(REQUIRED WORK): Copy out the data below as written; omit any images.

[START OF DATA]

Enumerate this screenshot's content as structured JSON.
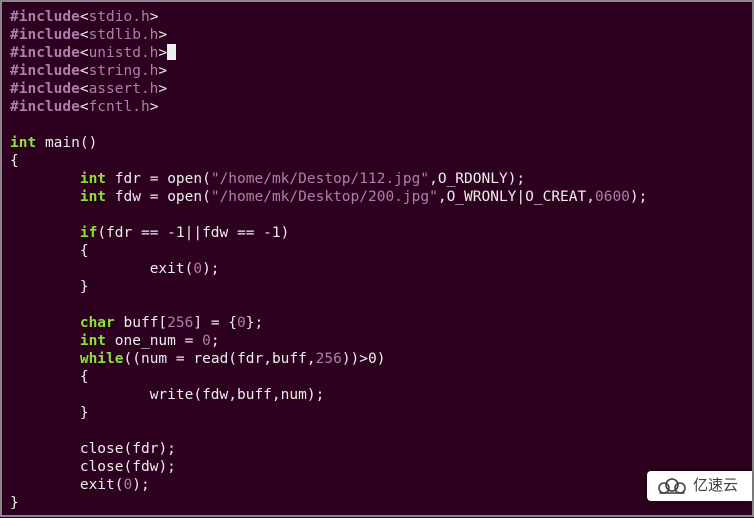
{
  "includes": [
    "stdio.h",
    "stdlib.h",
    "unistd.h",
    "string.h",
    "assert.h",
    "fcntl.h"
  ],
  "cursor_line_index": 2,
  "code": {
    "ret_type": "int",
    "func_name": "main",
    "fdr": {
      "type": "int",
      "name": "fdr",
      "fn": "open",
      "path": "/home/mk/Destop/112.jpg",
      "flags": "O_RDONLY"
    },
    "fdw": {
      "type": "int",
      "name": "fdw",
      "fn": "open",
      "path": "/home/mk/Desktop/200.jpg",
      "flags": "O_WRONLY|O_CREAT",
      "mode": "0600"
    },
    "if_cond": "fdr == -1||fdw == -1",
    "exit_fn": "exit",
    "exit_arg": "0",
    "buf": {
      "type": "char",
      "name": "buff",
      "size": "256",
      "init": "0"
    },
    "one_num": {
      "type": "int",
      "name": "one_num",
      "val": "0"
    },
    "while": {
      "kw": "while",
      "assign": "num",
      "read_fn": "read",
      "args_pre": "fdr,buff,",
      "read_n": "256",
      "cmp": ">0"
    },
    "write": {
      "fn": "write",
      "args": "fdw,buff,num"
    },
    "close": "close",
    "close1": "fdr",
    "close2": "fdw"
  },
  "watermark": "亿速云"
}
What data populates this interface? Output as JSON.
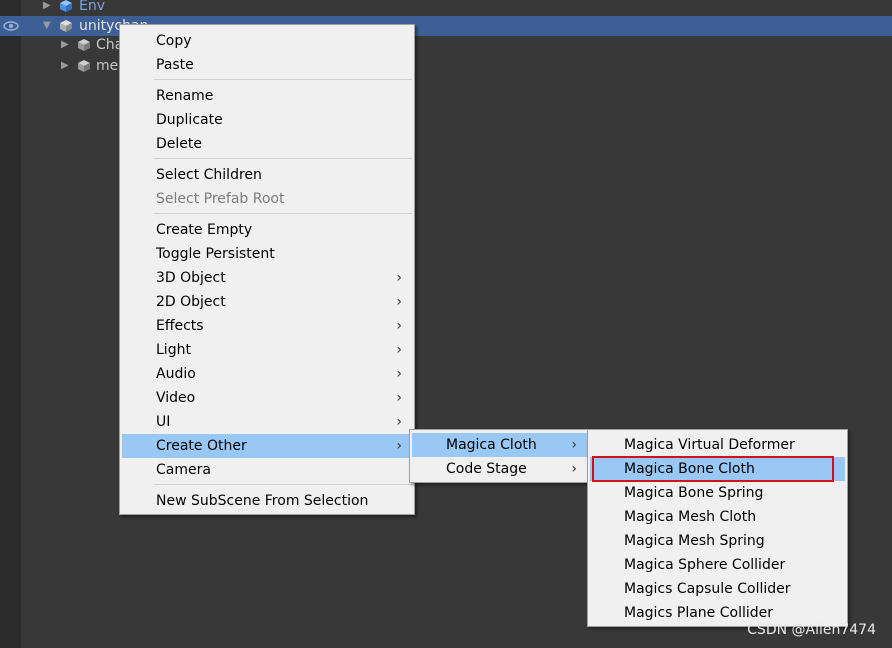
{
  "hierarchy": {
    "rows": [
      {
        "label": "Env"
      },
      {
        "label": "unitychan"
      },
      {
        "label": "Cha"
      },
      {
        "label": "mes"
      }
    ]
  },
  "context_menu": {
    "copy": "Copy",
    "paste": "Paste",
    "rename": "Rename",
    "duplicate": "Duplicate",
    "delete": "Delete",
    "select_children": "Select Children",
    "select_prefab_root": "Select Prefab Root",
    "create_empty": "Create Empty",
    "toggle_persistent": "Toggle Persistent",
    "object_3d": "3D Object",
    "object_2d": "2D Object",
    "effects": "Effects",
    "light": "Light",
    "audio": "Audio",
    "video": "Video",
    "ui": "UI",
    "create_other": "Create Other",
    "camera": "Camera",
    "new_subscene": "New SubScene From Selection",
    "submenu_arrow": "›"
  },
  "create_other_menu": {
    "magica_cloth": "Magica Cloth",
    "code_stage": "Code Stage"
  },
  "magica_cloth_menu": {
    "items": [
      "Magica Virtual Deformer",
      "Magica Bone Cloth",
      "Magica Bone Spring",
      "Magica Mesh Cloth",
      "Magica Mesh Spring",
      "Magica Sphere Collider",
      "Magics Capsule Collider",
      "Magics Plane Collider"
    ]
  },
  "watermark": "CSDN @Allen7474",
  "colors": {
    "selection": "#3e5f96",
    "menu_highlight": "#99c8f5",
    "annotation_red": "#d0121b"
  }
}
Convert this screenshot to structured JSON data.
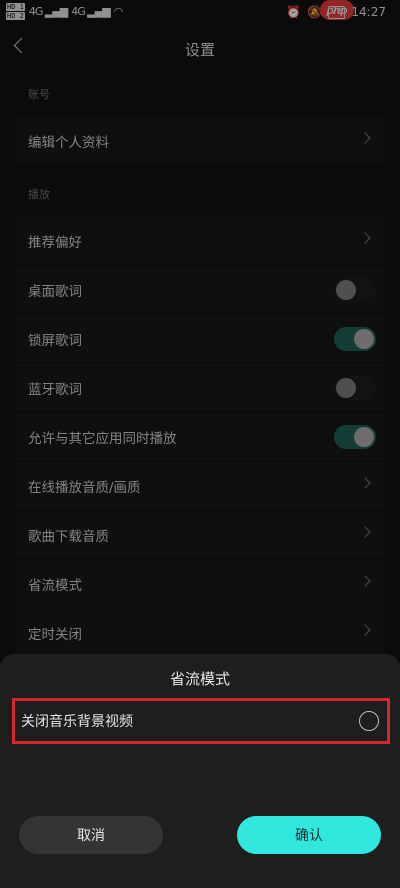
{
  "status_bar": {
    "hd1": "HD 1",
    "hd2": "HD 2",
    "sig1": "4G",
    "sig2": "4G",
    "battery": "78",
    "time": "14:27",
    "watermark": "php"
  },
  "header": {
    "title": "设置"
  },
  "sections": {
    "account": "账号",
    "playback": "播放"
  },
  "rows": [
    {
      "label": "编辑个人资料",
      "control": "chevron"
    },
    {
      "label": "推荐偏好",
      "control": "chevron"
    },
    {
      "label": "桌面歌词",
      "control": "toggle",
      "on": false
    },
    {
      "label": "锁屏歌词",
      "control": "toggle",
      "on": true
    },
    {
      "label": "蓝牙歌词",
      "control": "toggle",
      "on": false
    },
    {
      "label": "允许与其它应用同时播放",
      "control": "toggle",
      "on": true
    },
    {
      "label": "在线播放音质/画质",
      "control": "chevron"
    },
    {
      "label": "歌曲下载音质",
      "control": "chevron"
    },
    {
      "label": "省流模式",
      "control": "chevron"
    },
    {
      "label": "定时关闭",
      "control": "chevron"
    }
  ],
  "sheet": {
    "title": "省流模式",
    "option_label": "关闭音乐背景视频",
    "option_selected": false,
    "cancel_label": "取消",
    "confirm_label": "确认"
  },
  "colors": {
    "accent": "#2fe7dd",
    "highlight_border": "#d9262c",
    "toggle_on": "#1f5f55"
  }
}
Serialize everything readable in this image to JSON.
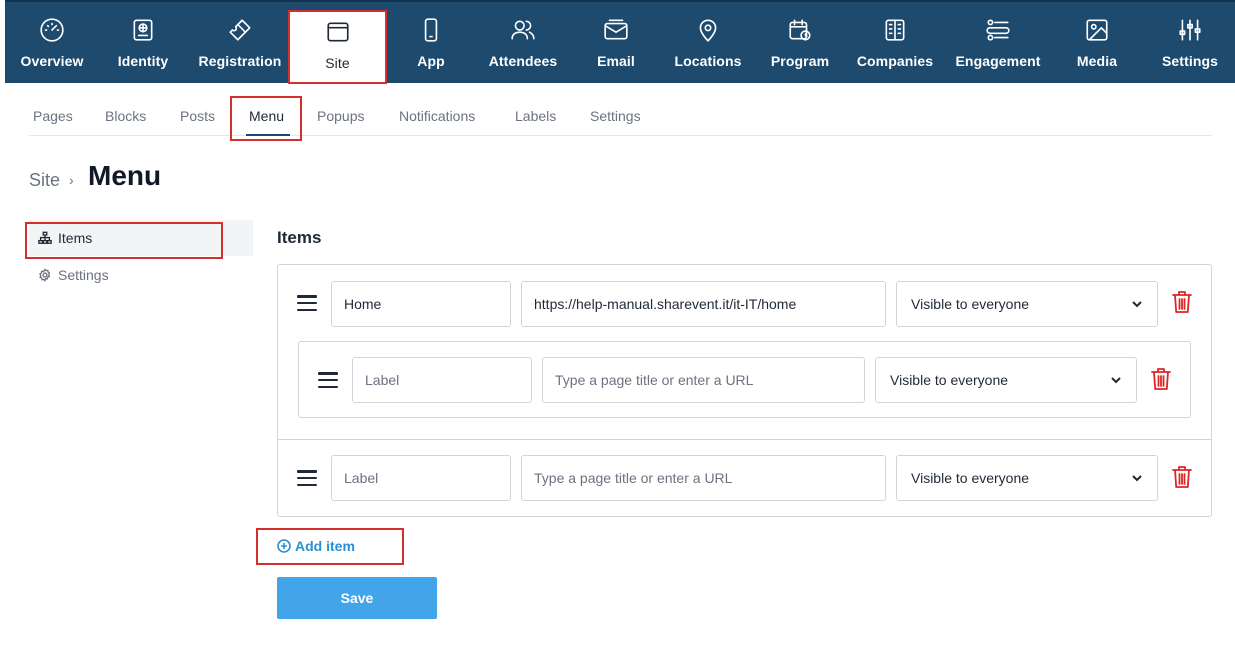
{
  "topnav": {
    "items": [
      {
        "label": "Overview",
        "icon": "gauge-icon"
      },
      {
        "label": "Identity",
        "icon": "id-card-icon"
      },
      {
        "label": "Registration",
        "icon": "ticket-icon"
      },
      {
        "label": "Site",
        "icon": "browser-window-icon",
        "active": true
      },
      {
        "label": "App",
        "icon": "smartphone-icon"
      },
      {
        "label": "Attendees",
        "icon": "users-icon"
      },
      {
        "label": "Email",
        "icon": "mail-icon"
      },
      {
        "label": "Locations",
        "icon": "map-pin-icon"
      },
      {
        "label": "Program",
        "icon": "calendar-clock-icon"
      },
      {
        "label": "Companies",
        "icon": "building-icon"
      },
      {
        "label": "Engagement",
        "icon": "list-users-icon"
      },
      {
        "label": "Media",
        "icon": "image-icon"
      },
      {
        "label": "Settings",
        "icon": "sliders-icon"
      }
    ]
  },
  "subtabs": {
    "items": [
      {
        "label": "Pages"
      },
      {
        "label": "Blocks"
      },
      {
        "label": "Posts"
      },
      {
        "label": "Menu",
        "active": true
      },
      {
        "label": "Popups"
      },
      {
        "label": "Notifications"
      },
      {
        "label": "Labels"
      },
      {
        "label": "Settings"
      }
    ]
  },
  "breadcrumb": {
    "parent": "Site",
    "separator": "›",
    "title": "Menu"
  },
  "sidebar": {
    "items": [
      {
        "label": "Items",
        "icon": "sitemap-icon",
        "active": true
      },
      {
        "label": "Settings",
        "icon": "gear-icon"
      }
    ]
  },
  "items_section": {
    "heading": "Items",
    "rows": [
      {
        "label_value": "Home",
        "label_placeholder": "Label",
        "url_value": "https://help-manual.sharevent.it/it-IT/home",
        "url_placeholder": "Type a page title or enter a URL",
        "visibility": "Visible to everyone"
      },
      {
        "label_value": "",
        "label_placeholder": "Label",
        "url_value": "",
        "url_placeholder": "Type a page title or enter a URL",
        "visibility": "Visible to everyone"
      },
      {
        "label_value": "",
        "label_placeholder": "Label",
        "url_value": "",
        "url_placeholder": "Type a page title or enter a URL",
        "visibility": "Visible to everyone"
      }
    ],
    "add_item_label": "Add item",
    "save_label": "Save"
  },
  "colors": {
    "nav_background": "#1e4a6e",
    "highlight_border": "#d32f2f",
    "delete_red": "#dc2626",
    "link_blue": "#2b8fd6",
    "save_button": "#42a5ea"
  }
}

[END OF DATA]

(TASK RESULT):
Enumerate this screenshot's content as structured JSON.
{
  "includes": [
    "stdio.h",
    "stdlib.h",
    "unistd.h",
    "string.h",
    "assert.h",
    "fcntl.h"
  ],
  "cursor_line_index": 2,
  "code": {
    "ret_type": "int",
    "func_name": "main",
    "fdr": {
      "type": "int",
      "name": "fdr",
      "fn": "open",
      "path": "/home/mk/Destop/112.jpg",
      "flags": "O_RDONLY"
    },
    "fdw": {
      "type": "int",
      "name": "fdw",
      "fn": "open",
      "path": "/home/mk/Desktop/200.jpg",
      "flags": "O_WRONLY|O_CREAT",
      "mode": "0600"
    },
    "if_cond": "fdr == -1||fdw == -1",
    "exit_fn": "exit",
    "exit_arg": "0",
    "buf": {
      "type": "char",
      "name": "buff",
      "size": "256",
      "init": "0"
    },
    "one_num": {
      "type": "int",
      "name": "one_num",
      "val": "0"
    },
    "while": {
      "kw": "while",
      "assign": "num",
      "read_fn": "read",
      "args_pre": "fdr,buff,",
      "read_n": "256",
      "cmp": ">0"
    },
    "write": {
      "fn": "write",
      "args": "fdw,buff,num"
    },
    "close": "close",
    "close1": "fdr",
    "close2": "fdw"
  },
  "watermark": "亿速云"
}
What data populates this interface? Output as JSON.
{
  "hierarchy": {
    "rows": [
      {
        "label": "Env"
      },
      {
        "label": "unitychan"
      },
      {
        "label": "Cha"
      },
      {
        "label": "mes"
      }
    ]
  },
  "context_menu": {
    "copy": "Copy",
    "paste": "Paste",
    "rename": "Rename",
    "duplicate": "Duplicate",
    "delete": "Delete",
    "select_children": "Select Children",
    "select_prefab_root": "Select Prefab Root",
    "create_empty": "Create Empty",
    "toggle_persistent": "Toggle Persistent",
    "object_3d": "3D Object",
    "object_2d": "2D Object",
    "effects": "Effects",
    "light": "Light",
    "audio": "Audio",
    "video": "Video",
    "ui": "UI",
    "create_other": "Create Other",
    "camera": "Camera",
    "new_subscene": "New SubScene From Selection",
    "submenu_arrow": "›"
  },
  "create_other_menu": {
    "magica_cloth": "Magica Cloth",
    "code_stage": "Code Stage"
  },
  "magica_cloth_menu": {
    "items": [
      "Magica Virtual Deformer",
      "Magica Bone Cloth",
      "Magica Bone Spring",
      "Magica Mesh Cloth",
      "Magica Mesh Spring",
      "Magica Sphere Collider",
      "Magics Capsule Collider",
      "Magics Plane Collider"
    ]
  },
  "watermark": "CSDN @Allen7474",
  "colors": {
    "selection": "#3e5f96",
    "menu_highlight": "#99c8f5",
    "annotation_red": "#d0121b"
  }
}
Convert this screenshot to structured JSON data.
{
  "status_bar": {
    "hd1": "HD 1",
    "hd2": "HD 2",
    "sig1": "4G",
    "sig2": "4G",
    "battery": "78",
    "time": "14:27",
    "watermark": "php"
  },
  "header": {
    "title": "设置"
  },
  "sections": {
    "account": "账号",
    "playback": "播放"
  },
  "rows": [
    {
      "label": "编辑个人资料",
      "control": "chevron"
    },
    {
      "label": "推荐偏好",
      "control": "chevron"
    },
    {
      "label": "桌面歌词",
      "control": "toggle",
      "on": false
    },
    {
      "label": "锁屏歌词",
      "control": "toggle",
      "on": true
    },
    {
      "label": "蓝牙歌词",
      "control": "toggle",
      "on": false
    },
    {
      "label": "允许与其它应用同时播放",
      "control": "toggle",
      "on": true
    },
    {
      "label": "在线播放音质/画质",
      "control": "chevron"
    },
    {
      "label": "歌曲下载音质",
      "control": "chevron"
    },
    {
      "label": "省流模式",
      "control": "chevron"
    },
    {
      "label": "定时关闭",
      "control": "chevron"
    }
  ],
  "sheet": {
    "title": "省流模式",
    "option_label": "关闭音乐背景视频",
    "option_selected": false,
    "cancel_label": "取消",
    "confirm_label": "确认"
  },
  "colors": {
    "accent": "#2fe7dd",
    "highlight_border": "#d9262c",
    "toggle_on": "#1f5f55"
  }
}
Serialize everything readable in this image to JSON.
{
  "topnav": {
    "items": [
      {
        "label": "Overview",
        "icon": "gauge-icon"
      },
      {
        "label": "Identity",
        "icon": "id-card-icon"
      },
      {
        "label": "Registration",
        "icon": "ticket-icon"
      },
      {
        "label": "Site",
        "icon": "browser-window-icon",
        "active": true
      },
      {
        "label": "App",
        "icon": "smartphone-icon"
      },
      {
        "label": "Attendees",
        "icon": "users-icon"
      },
      {
        "label": "Email",
        "icon": "mail-icon"
      },
      {
        "label": "Locations",
        "icon": "map-pin-icon"
      },
      {
        "label": "Program",
        "icon": "calendar-clock-icon"
      },
      {
        "label": "Companies",
        "icon": "building-icon"
      },
      {
        "label": "Engagement",
        "icon": "list-users-icon"
      },
      {
        "label": "Media",
        "icon": "image-icon"
      },
      {
        "label": "Settings",
        "icon": "sliders-icon"
      }
    ]
  },
  "subtabs": {
    "items": [
      {
        "label": "Pages"
      },
      {
        "label": "Blocks"
      },
      {
        "label": "Posts"
      },
      {
        "label": "Menu",
        "active": true
      },
      {
        "label": "Popups"
      },
      {
        "label": "Notifications"
      },
      {
        "label": "Labels"
      },
      {
        "label": "Settings"
      }
    ]
  },
  "breadcrumb": {
    "parent": "Site",
    "separator": "›",
    "title": "Menu"
  },
  "sidebar": {
    "items": [
      {
        "label": "Items",
        "icon": "sitemap-icon",
        "active": true
      },
      {
        "label": "Settings",
        "icon": "gear-icon"
      }
    ]
  },
  "items_section": {
    "heading": "Items",
    "rows": [
      {
        "label_value": "Home",
        "label_placeholder": "Label",
        "url_value": "https://help-manual.sharevent.it/it-IT/home",
        "url_placeholder": "Type a page title or enter a URL",
        "visibility": "Visible to everyone"
      },
      {
        "label_value": "",
        "label_placeholder": "Label",
        "url_value": "",
        "url_placeholder": "Type a page title or enter a URL",
        "visibility": "Visible to everyone"
      },
      {
        "label_value": "",
        "label_placeholder": "Label",
        "url_value": "",
        "url_placeholder": "Type a page title or enter a URL",
        "visibility": "Visible to everyone"
      }
    ],
    "add_item_label": "Add item",
    "save_label": "Save"
  },
  "colors": {
    "nav_background": "#1e4a6e",
    "highlight_border": "#d32f2f",
    "delete_red": "#dc2626",
    "link_blue": "#2b8fd6",
    "save_button": "#42a5ea"
  }
}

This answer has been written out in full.